CONSEGNA 1: Riassumi in due frasi il testo sul villaggio Agebeo di Bari.
CONSEGNA 2: Scrivi il seguito del testo sul villaggio Agebeo, riprendendo subito dopo l'ultima frase.

Agebeo: Lorella Cuccarini a Bari inaugura il cantiere del villaggio per le famiglie dei piccoli ammalati

BARI di Maria Luisa Troisi

 

 

Michele Farina, padre di Vincenzo, morto di leucemia a 16 anni lotta ancora perchè il suo sogno di aiutare i bambini ammalati e le loro famiglie diventi realtà. E da ieri, con l'avvio del cantiere, alla presenza di istituzioni e con la testimonial Lorella Cuccarini, il progetto prende il via.

I sogni, quelli veri e puri, spesso riesci a toccarli con mano. Basta crederci fino in fondo. E adesso, a dieci mesi dalla posa della prima pietra e dopo l’assegnazione definitiva dei permessi di costruzione da parte del Comune di Bari, sono partiti ufficialmente i lavori per la costruzione del "Villaggio dell’Accoglienza Trenta Ore per la Vita per Agebeo". Una residenza che accoglierà le famiglie dei piccoli ricoverati  all'Oncologia Pediatrica del Policlinico di Bari. Testimonial d'eccezione la conduttrice Lorella Cuccarini, che ha sposato in pieno il progetto, anche come volto di Trenta Ore per la vita.

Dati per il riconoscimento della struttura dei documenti
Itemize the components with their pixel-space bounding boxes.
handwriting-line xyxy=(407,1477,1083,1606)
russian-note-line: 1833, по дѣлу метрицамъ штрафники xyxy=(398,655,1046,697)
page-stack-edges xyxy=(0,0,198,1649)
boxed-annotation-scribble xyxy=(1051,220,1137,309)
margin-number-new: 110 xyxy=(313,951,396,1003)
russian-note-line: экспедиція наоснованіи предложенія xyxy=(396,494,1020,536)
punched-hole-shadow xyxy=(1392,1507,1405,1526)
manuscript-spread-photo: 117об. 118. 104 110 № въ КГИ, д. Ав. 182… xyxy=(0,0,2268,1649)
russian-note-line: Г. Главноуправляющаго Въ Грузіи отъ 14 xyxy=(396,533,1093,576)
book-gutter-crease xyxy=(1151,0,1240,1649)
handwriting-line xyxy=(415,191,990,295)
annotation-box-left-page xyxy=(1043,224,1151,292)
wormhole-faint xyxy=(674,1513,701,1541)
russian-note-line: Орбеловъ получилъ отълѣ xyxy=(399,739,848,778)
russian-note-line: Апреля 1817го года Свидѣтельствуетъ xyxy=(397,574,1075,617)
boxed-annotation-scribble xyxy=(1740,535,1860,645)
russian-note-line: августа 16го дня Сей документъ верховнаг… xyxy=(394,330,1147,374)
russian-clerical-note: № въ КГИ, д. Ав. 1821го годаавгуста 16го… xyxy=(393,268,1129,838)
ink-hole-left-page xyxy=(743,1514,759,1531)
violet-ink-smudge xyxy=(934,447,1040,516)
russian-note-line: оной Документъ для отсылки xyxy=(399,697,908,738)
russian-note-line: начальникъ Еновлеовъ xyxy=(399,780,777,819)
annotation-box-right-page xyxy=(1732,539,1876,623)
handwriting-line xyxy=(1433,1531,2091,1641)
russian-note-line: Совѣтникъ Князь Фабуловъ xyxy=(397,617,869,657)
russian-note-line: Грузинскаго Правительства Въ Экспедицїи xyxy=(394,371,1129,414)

RISPOSTA 1: Dopo l'assegnazione definitiva dei permessi di costruzione da parte del Comune di Bari, sono partiti ufficialmente i lavori per il "Villaggio dell'Accoglienza Trenta Ore per la Vita per Agebeo", una residenza che accoglierà le famiglie dei piccoli ricoverati all'Oncologia Pediatrica del Policlinico di Bari. All'avvio del cantiere erano presenti le istituzioni e la testimonial Lorella Cuccarini, e il progetto è sostenuto da Michele Farina, padre di Vincenzo, morto di leucemia a 16 anni, che lotta ancora perché l'aiuto ai bambini ammalati e alle loro famiglie diventi realtà.

RISPOSTA 2:
L'associazione Agebeo (Associazione genitori bambini emato-oncologici) e amici di Vincenzo Onlus ha siglato la convenzione con Trenta Ore per la Vita che finanzierà la associazione presieduta da Michele Farina,  con 224mila euro di contributo per la campagna di raccolta fondi del 2014. Un momento importante che dà fiducia al progetto per cui però serve ancora un milione e 200 mila euro per essere completato.